**PASSAGE EXTRAIT:**
Selon les révélations faites au cours du mois de juin par le quotidien britannique The Guardian, l’industrie du poisson et notamment de la crevette en Thaïlande tendrait à recourir à une importante main-d’œuvre d’esclaves. Or, ces produits se retrouvent sur les étals de nos supermarchés, notamment de Carrefour.

Jusqu’où est-on prêt à aller pour avoir des produits, en l’occurrence des crevettes, le moins cher possible dans nos supermarchés ? Très loin semble-t-il, du moins si l’on en croît les révélations faites par le quotidien britannique The Guardian au mois de juin suite à une enquête menée pendant six mois.

Deux autres exemples récents ont montré, en effet, que la course vers le toujours moins cher auxquels participent les consommateurs que nous sommes tous et la grande distribution dans les pays développés peut avoir des conséquences particulièrement dommageables pour les populations de certains pays pauvres.

Mourir pour fabriquer du low cost ?

Le premier exemple, assez célèbre, est l’effondrement du Rana Plaza au Bangladesh. En avril 2013, un immeuble de neuf étages s’effondre dans la banlieue de Dacca. Il abritait des ateliers de confection qui travaillaient pour des groupes occidentaux comme Benetton, Mango ou encore Tex, la sous-marque de Carrefour. Plus de 1 000 d’ouvriers perdent la vie. Ils s’étaient pourtant plaints de la présence d’importantes fissures dans l’immeuble la veille de la catastrophe sans aucune réaction de la part de la direction.

Le second exemple marquant dans la période récente est celui de messages de détresse et d’appels au secours envoyés par des ouvriers qui travaillent dans des conditions particulièrement difficiles dans des camps de travail forcé en Chine, les fameux camps de rééducation par le travail (Laogai), alors même que l’importation de produits fabriqués dans ces camps est proscrite par de nombreux pays, en particulier les Etats-Unis.

En 2014, une jeune femme galloise de 25 ans, Rebecca Gallagher, découvre, en effet, sur l’étiquette d’une robe qu’elle venait d’acheter dans un magasin discount de la marque Primark l’inscription suivante : « forcé à travailler pendant d’épuisantes heures ». Primark faisait d’ailleurs partie des entreprises dont les fournisseurs travaillaient au Rana Plaza. Ce n’est malheureusement pas la première fois que ce type de message clandestin parvient jusqu’à un consommateur occidental. Une femme britannique, Karen Wisinka, a récemment découvert, de son côté, dans la poche d’un pantalon également acheté chez Primark une pièce d’identité d’un détenu chinois et une lettre expliquant que les prisonniers sont « traités comme des chiens ». Un peu plus tôt dans l’année une New-Yorkaise, Stephanie Wilson, découvre dans son sac de courses une lettre rédigée par un prisonnier de Chine, ainsi que sa photo. Il y dénonce les conditions de travail pour la confection de ces sacs en écrivant : « A l’aide ! A l’aide ! A l’aide ! ». Il s’agit en fait d’un ancien prisonnier d’origine camerounaise qui a dû purger une peine de trois ans d’emprisonnement en Chine. Enfin, en décembre 2012, une mère de famille américaine de l’Oregon, Julie Keith, avait découvert avec stupeur la lettre d’un ouvrier chinois dans un paquet de décorations d’Halloween qui contenait notamment de fausses pierres tombales. Celui-ci y dénonce les conditions de travail épouvantables dans un camp de travail forcé en Chine : 15 heures de travail par jour, sans week-end ou vacances, employés victimes de violence physique, salaires extrêmement faibles.

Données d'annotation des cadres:
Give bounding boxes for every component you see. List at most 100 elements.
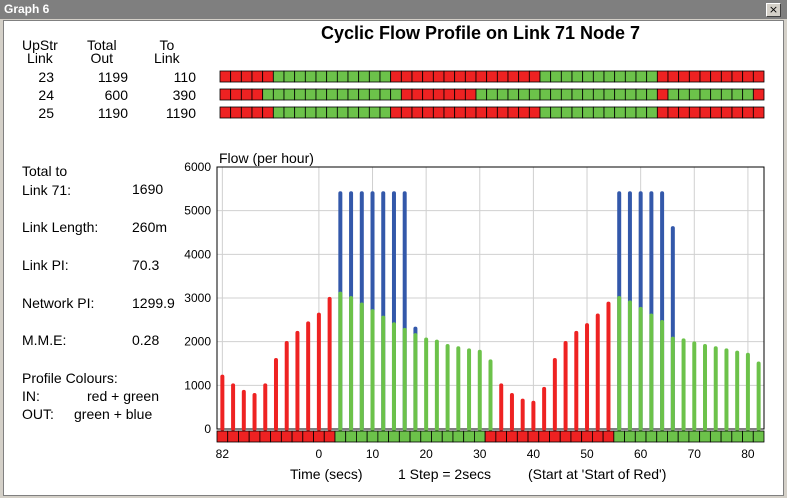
signal-cell-link25 [336, 106, 349, 119]
signal-cell-link23 [528, 70, 541, 83]
axis-signal-cell [302, 430, 314, 443]
signal-cell-link24 [646, 88, 658, 101]
axis-signal-cell [409, 430, 422, 443]
row-2-to-link: 390 [172, 87, 196, 103]
signal-cell-link25 [518, 106, 530, 119]
signal-cell-link25 [326, 106, 338, 119]
axis-signal-cell [356, 430, 368, 443]
signal-cell-link24 [304, 88, 317, 101]
x-tick-label: 10 [366, 447, 380, 461]
total-to-link-label: Total to Link 71: [22, 163, 72, 198]
signal-cell-link23 [550, 70, 562, 83]
signal-cell-link25 [571, 106, 584, 119]
link-pi-value: 70.3 [132, 257, 160, 273]
signal-cell-link25 [614, 106, 626, 119]
signal-cell-link23 [496, 70, 509, 83]
close-button[interactable]: × [766, 3, 781, 17]
signal-cell-link24 [262, 88, 274, 101]
y-axis-label: Flow (per hour) [219, 150, 314, 166]
signal-cell-link25 [528, 106, 541, 119]
signal-cell-link24 [635, 88, 648, 101]
axis-signal-cell [280, 430, 293, 443]
x-tick-label: 70 [688, 447, 702, 461]
signal-cell-link24 [710, 88, 722, 101]
signal-cell-link23 [539, 70, 552, 83]
signal-cell-link23 [699, 70, 712, 83]
signal-cell-link24 [571, 88, 584, 101]
axis-signal-cell [634, 430, 647, 443]
signal-cell-link24 [624, 88, 637, 101]
signal-cell-link24 [614, 88, 626, 101]
signal-cell-link24 [720, 88, 733, 101]
signal-cell-link23 [379, 70, 392, 83]
signal-cell-link23 [731, 70, 744, 83]
axis-signal-cell [227, 430, 239, 443]
axis-signal-cell [527, 430, 540, 443]
mme-value: 0.28 [132, 332, 160, 348]
signal-cell-link24 [379, 88, 392, 101]
signal-cell-link24 [315, 88, 328, 101]
signal-cell-link23 [411, 70, 424, 83]
signal-cell-link25 [251, 106, 264, 119]
signal-cell-link25 [710, 106, 722, 119]
window-title: Graph 6 [4, 2, 50, 16]
signal-cell-link23 [443, 70, 456, 83]
signal-cell-link23 [368, 70, 381, 83]
signal-cell-link25 [752, 106, 765, 119]
signal-cell-link23 [688, 70, 701, 83]
signal-cell-link25 [230, 106, 242, 119]
signal-cell-link24 [582, 88, 594, 101]
signal-cell-link25 [454, 106, 466, 119]
row-1-total-out: 1199 [97, 69, 128, 85]
signal-cell-link23 [592, 70, 605, 83]
graph-window-client: UpStr Link Total Out To Link 23 1199 110… [3, 20, 784, 496]
row-1-upstr: 23 [38, 69, 54, 85]
axis-signal-cell [581, 430, 593, 443]
axis-signal-cell [570, 430, 583, 443]
step-note: 1 Step = 2secs [398, 466, 491, 482]
link-length-label: Link Length: [22, 219, 99, 235]
y-tick-label: 1000 [184, 378, 211, 392]
signal-cell-link24 [667, 88, 680, 101]
signal-cell-link24 [560, 88, 573, 101]
signal-cell-link23 [603, 70, 616, 83]
signal-cell-link24 [699, 88, 712, 101]
chart-title: Cyclic Flow Profile on Link 71 Node 7 [321, 23, 641, 43]
axis-signal-cell [441, 430, 454, 443]
signal-cell-link23 [240, 70, 253, 83]
signal-cell-link23 [720, 70, 733, 83]
axis-signal-cell [248, 430, 261, 443]
axis-signal-cell [345, 430, 357, 443]
network-pi-label: Network PI: [22, 295, 95, 311]
signal-cell-link25 [358, 106, 370, 119]
in-value: red + green [87, 388, 159, 404]
signal-cell-link24 [539, 88, 552, 101]
axis-signal-cell [334, 430, 347, 443]
signal-cell-link25 [742, 106, 754, 119]
axis-signal-cell [506, 430, 518, 443]
flow-profile-chart: 0 1000 2000 3000 4000 5000 6000 82 0 10 20 30 40 50 60… [184, 70, 765, 482]
signal-cell-link24 [240, 88, 253, 101]
signal-cell-link25 [475, 106, 488, 119]
signal-cell-link24 [390, 88, 402, 101]
signal-cell-link24 [507, 88, 520, 101]
axis-signal-cell [752, 430, 765, 443]
x-tick-label: 60 [634, 447, 648, 461]
axis-signal-cell [238, 430, 250, 443]
axis-signal-cell [291, 430, 304, 443]
signal-cell-link24 [486, 88, 498, 101]
total-to-link-value: 1690 [132, 181, 164, 197]
axis-signal-cell [742, 430, 754, 443]
signal-cell-link24 [336, 88, 349, 101]
signal-cell-link25 [635, 106, 648, 119]
signal-cell-link24 [400, 88, 413, 101]
signal-cell-link25 [368, 106, 381, 119]
signal-cell-link23 [486, 70, 498, 83]
row-2-total-out: 600 [104, 87, 128, 103]
signal-cell-link25 [699, 106, 712, 119]
signal-cell-link23 [571, 70, 584, 83]
y-tick-label: 2000 [184, 335, 211, 349]
signal-cell-link23 [635, 70, 648, 83]
row-2-upstr: 24 [38, 87, 54, 103]
x-tick-label: 30 [473, 447, 487, 461]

**ACTIONS REQUISES:**
- a) D'après l'extrait sur l'esclavage dans l'industrie de la crevette, pendant combien de temps The Guardian a-t-il mené son enquête ?
- b) Dans la liste, substituez « x-axis-tick » à « x-tick-label » dans la partie qui s'ouvre sur la ligne contenant « signal-cell-link25 [336, 106, 349, 119] » et se ferme sur celle contenant « signal-cell-link24 [624, 88, 637, 101] ». Reproduisez uniquement ces lignes, sans aucune autre modification.
L'extrait et la liste n'ont aucun rapport entre eux.

**RÉPONSES PAR TÂCHE:**
- a) Six mois.

- b)
signal-cell-link25 [336, 106, 349, 119]
signal-cell-link23 [528, 70, 541, 83]
axis-signal-cell [302, 430, 314, 443]
signal-cell-link24 [646, 88, 658, 101]
axis-signal-cell [409, 430, 422, 443]
row-2-to-link: 390 [172, 87, 196, 103]
signal-cell-link25 [518, 106, 530, 119]
signal-cell-link25 [326, 106, 338, 119]
axis-signal-cell [356, 430, 368, 443]
signal-cell-link24 [304, 88, 317, 101]
x-axis-tick: 10 [366, 447, 380, 461]
total-to-link-label: Total to Link 71: [22, 163, 72, 198]
signal-cell-link23 [550, 70, 562, 83]
signal-cell-link25 [571, 106, 584, 119]
link-pi-value: 70.3 [132, 257, 160, 273]
signal-cell-link25 [614, 106, 626, 119]
signal-cell-link23 [496, 70, 509, 83]
close-button[interactable]: × [766, 3, 781, 17]
signal-cell-link24 [262, 88, 274, 101]
y-axis-label: Flow (per hour) [219, 150, 314, 166]
signal-cell-link25 [528, 106, 541, 119]
signal-cell-link24 [635, 88, 648, 101]
axis-signal-cell [280, 430, 293, 443]
x-axis-tick: 70 [688, 447, 702, 461]
signal-cell-link24 [710, 88, 722, 101]
signal-cell-link23 [539, 70, 552, 83]
signal-cell-link23 [699, 70, 712, 83]
signal-cell-link24 [571, 88, 584, 101]
axis-signal-cell [634, 430, 647, 443]
signal-cell-link24 [624, 88, 637, 101]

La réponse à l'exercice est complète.